* Start *
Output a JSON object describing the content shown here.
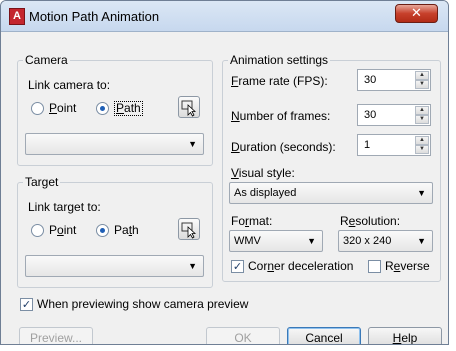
{
  "window": {
    "title": "Motion Path Animation",
    "app_icon_letter": "A",
    "close_glyph": "✕"
  },
  "camera": {
    "group_label": "Camera",
    "link_label": "Link camera to:",
    "point_label": "Point",
    "path_label": "Path",
    "selected": "Path",
    "combo_value": ""
  },
  "target": {
    "group_label": "Target",
    "link_label": "Link target to:",
    "point_label": "Point",
    "path_label": "Path",
    "selected": "Path",
    "combo_value": ""
  },
  "animation": {
    "group_label": "Animation settings",
    "frame_rate_label": "Frame rate (FPS):",
    "frame_rate_value": "30",
    "num_frames_label": "Number of frames:",
    "num_frames_value": "30",
    "duration_label": "Duration (seconds):",
    "duration_value": "1",
    "visual_style_label": "Visual style:",
    "visual_style_value": "As displayed",
    "format_label": "Format:",
    "format_value": "WMV",
    "resolution_label": "Resolution:",
    "resolution_value": "320 x 240",
    "corner_decel_label": "Corner deceleration",
    "corner_decel_checked": true,
    "reverse_label": "Reverse",
    "reverse_checked": false
  },
  "preview_checkbox": {
    "label": "When previewing show camera preview",
    "checked": true
  },
  "buttons": {
    "preview": "Preview...",
    "ok": "OK",
    "cancel": "Cancel",
    "help": "Help"
  },
  "colors": {
    "title_gradient_top": "#dbe7f5",
    "close_red": "#c7402b",
    "accent_blue": "#1f5fb6"
  }
}
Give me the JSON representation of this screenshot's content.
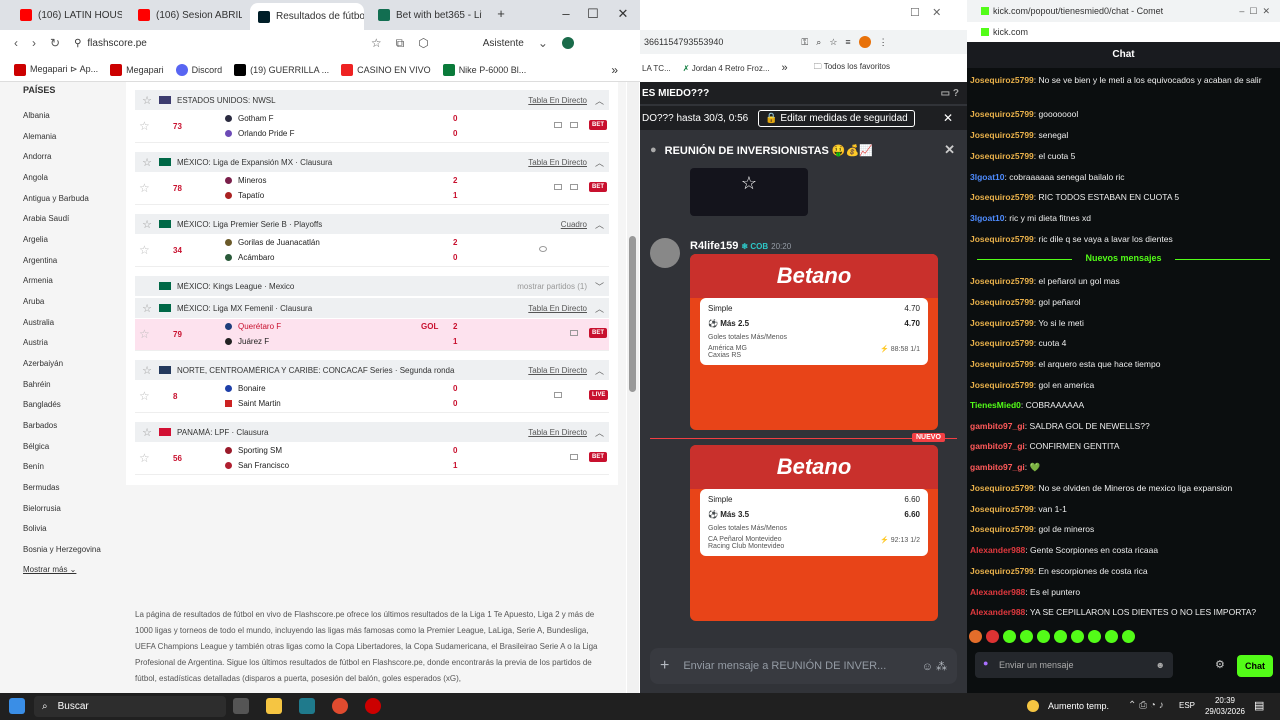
* End *
Find the word "JSON" in the entries above and gather every line that holds it.

**Answer:**
Output a JSON object describing the content shown here.
Give me the JSON representation of this screenshot's content.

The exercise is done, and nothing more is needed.